Do not include the pictures; repeat the rest of the data exactly.

* [Data in this exercise]:
▬▬▬▬▬▬▬▬▬▬

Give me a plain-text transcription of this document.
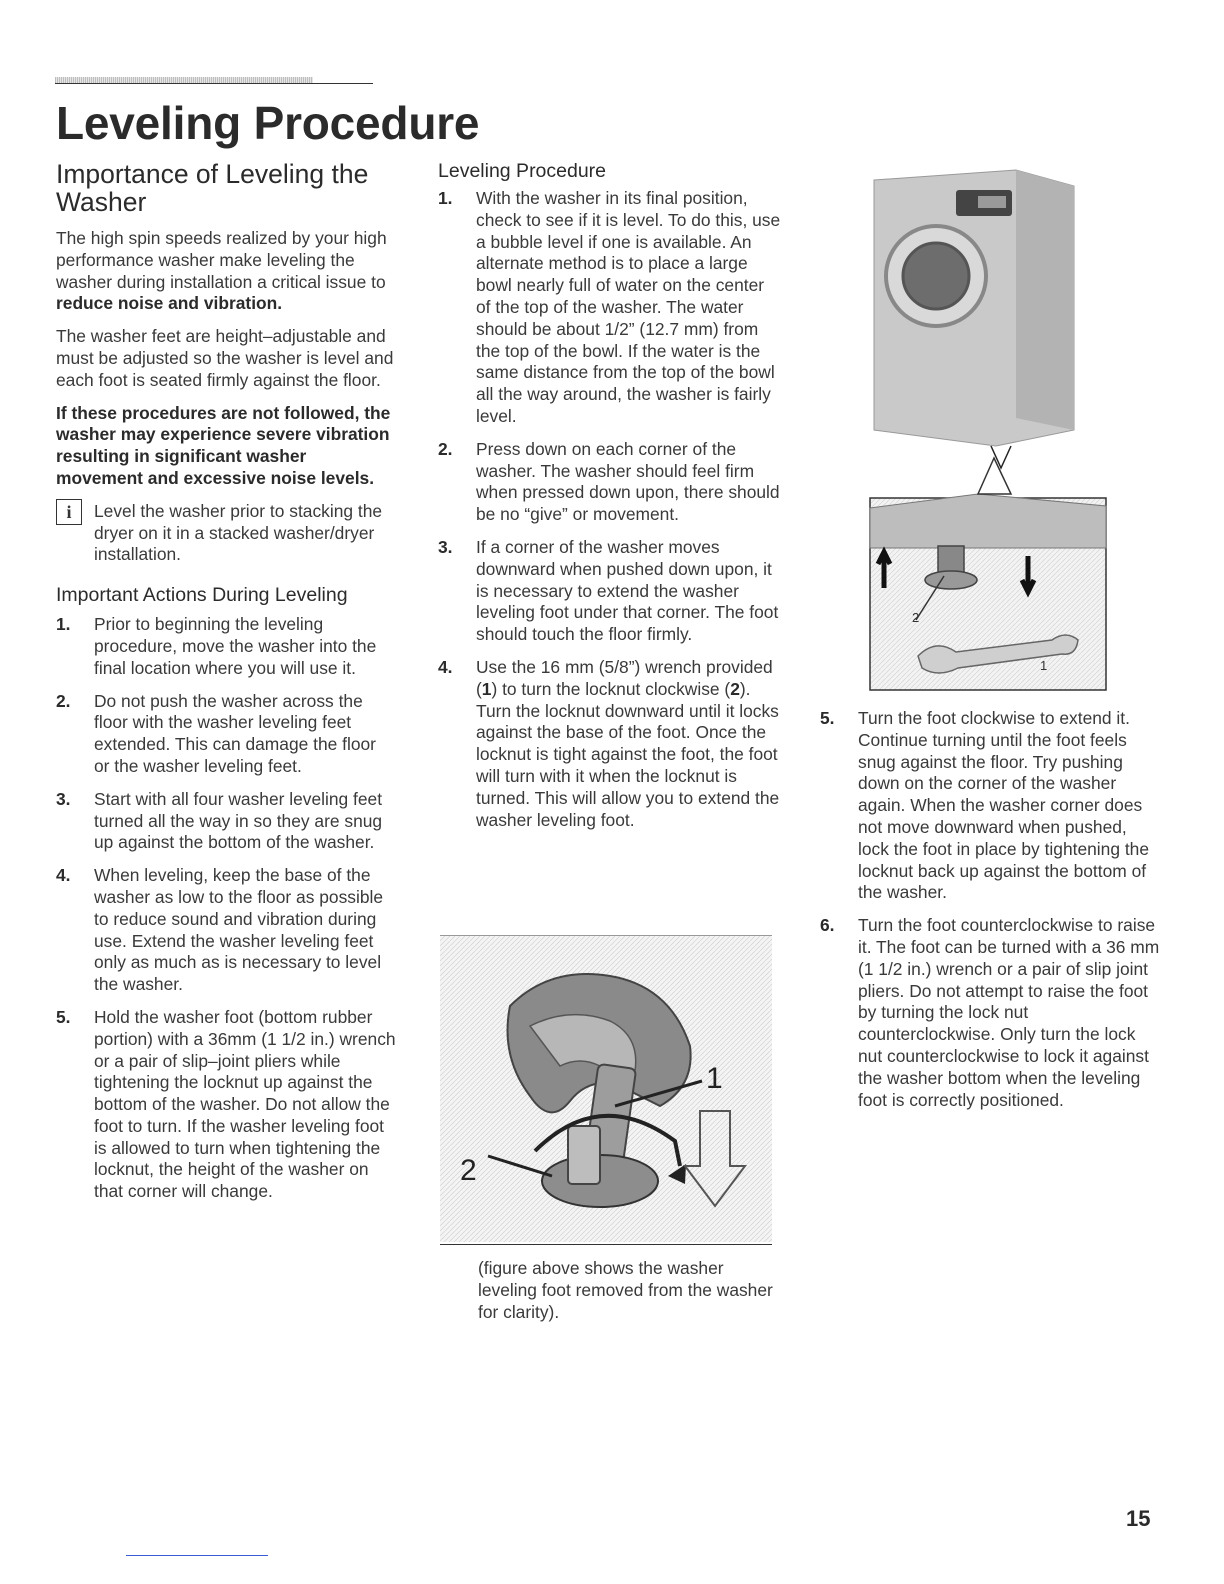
Leveling Procedure
Importance of Leveling the Washer

The high spin speeds realized by your high performance washer make leveling the washer during installation a critical issue to reduce noise and vibration.

The washer feet are height–adjustable and must be adjusted so the washer is level and each foot is seated firmly against the floor.

If these procedures are not followed, the washer may experience severe vibration resulting in significant washer movement and excessive noise levels.

i	Level the washer prior to stacking the dryer on it in a stacked washer/dryer installation.
Important Actions During Leveling
1.	Prior to beginning the leveling procedure, move the washer into the final location where you will use it.
2.	Do not push the washer across the floor with the washer leveling feet extended. This can damage the floor or the washer leveling feet.
3.	Start with all four washer leveling feet turned all the way in so they are snug up against the bottom of the washer.
4.	When leveling, keep the base of the washer as low to the floor as possible to reduce sound and vibration during use. Extend the washer leveling feet only as much as is necessary to level the washer.
5.	Hold the washer foot (bottom rubber portion) with a 36mm (1 1/2 in.) wrench or a pair of slip–joint pliers while tightening the locknut up against the bottom of the washer. Do not allow the foot to turn. If the washer leveling foot is allowed to turn when tightening the locknut, the height of the washer on that corner will change.
Leveling Procedure
1.	With the washer in its final position, check to see if it is level. To do this, use a bubble level if one is available. An alternate method is to place a large bowl nearly full of water on the center of the top of the washer. The water should be about 1/2” (12.7 mm) from the top of the bowl. If the water is the same distance from the top of the bowl all the way around, the washer is fairly level.
2.	Press down on each corner of the washer. The washer should feel firm when pressed down upon, there should be no “give” or movement.
3.	If a corner of the washer moves downward when pushed down upon, it is necessary to extend the washer leveling foot under that corner. The foot should touch the floor firmly.
4.	Use the 16 mm (5/8”) wrench provided (1) to turn the locknut clockwise (2). Turn the locknut downward until it locks against the base of the foot. Once the locknut is tight against the foot, the foot will turn with it when the locknut is turned. This will allow you to extend the washer leveling foot.
1
2
(figure above shows the washer leveling foot removed from the washer for clarity).
2
1
5.	Turn the foot clockwise to extend it. Continue turning until the foot feels snug against the floor. Try pushing down on the corner of the washer again. When the washer corner does not move downward when pushed, lock the foot in place by tightening the locknut back up against the bottom of the washer.
6.	Turn the foot counterclockwise to raise it. The foot can be turned with a 36 mm (1 1/2 in.) wrench or a pair of slip joint pliers. Do not attempt to raise the foot by turning the lock nut counterclockwise. Only turn the lock nut counterclockwise to lock it against the washer bottom when the leveling foot is correctly positioned.
15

▬▬▬▬▬▬▬▬▬▬

* [Final result]:
Give me a plain-text transcription of this document.
Leveling Procedure
Importance of Leveling the Washer

The high spin speeds realized by your high performance washer make leveling the washer during installation a critical issue to reduce noise and vibration.

The washer feet are height–adjustable and must be adjusted so the washer is level and each foot is seated firmly against the floor.

If these procedures are not followed, the washer may experience severe vibration resulting in significant washer movement and excessive noise levels.

i	Level the washer prior to stacking the dryer on it in a stacked washer/dryer installation.
Important Actions During Leveling
1.	Prior to beginning the leveling procedure, move the washer into the final location where you will use it.
2.	Do not push the washer across the floor with the washer leveling feet extended. This can damage the floor or the washer leveling feet.
3.	Start with all four washer leveling feet turned all the way in so they are snug up against the bottom of the washer.
4.	When leveling, keep the base of the washer as low to the floor as possible to reduce sound and vibration during use. Extend the washer leveling feet only as much as is necessary to level the washer.
5.	Hold the washer foot (bottom rubber portion) with a 36mm (1 1/2 in.) wrench or a pair of slip–joint pliers while tightening the locknut up against the bottom of the washer. Do not allow the foot to turn. If the washer leveling foot is allowed to turn when tightening the locknut, the height of the washer on that corner will change.
Leveling Procedure
1.	With the washer in its final position, check to see if it is level. To do this, use a bubble level if one is available. An alternate method is to place a large bowl nearly full of water on the center of the top of the washer. The water should be about 1/2” (12.7 mm) from the top of the bowl. If the water is the same distance from the top of the bowl all the way around, the washer is fairly level.
2.	Press down on each corner of the washer. The washer should feel firm when pressed down upon, there should be no “give” or movement.
3.	If a corner of the washer moves downward when pushed down upon, it is necessary to extend the washer leveling foot under that corner. The foot should touch the floor firmly.
4.	Use the 16 mm (5/8”) wrench provided (1) to turn the locknut clockwise (2). Turn the locknut downward until it locks against the base of the foot. Once the locknut is tight against the foot, the foot will turn with it when the locknut is turned. This will allow you to extend the washer leveling foot.
1
2
(figure above shows the washer leveling foot removed from the washer for clarity).
2
1
5.	Turn the foot clockwise to extend it. Continue turning until the foot feels snug against the floor. Try pushing down on the corner of the washer again. When the washer corner does not move downward when pushed, lock the foot in place by tightening the locknut back up against the bottom of the washer.
6.	Turn the foot counterclockwise to raise it. The foot can be turned with a 36 mm (1 1/2 in.) wrench or a pair of slip joint pliers. Do not attempt to raise the foot by turning the lock nut counterclockwise. Only turn the lock nut counterclockwise to lock it against the washer bottom when the leveling foot is correctly positioned.
15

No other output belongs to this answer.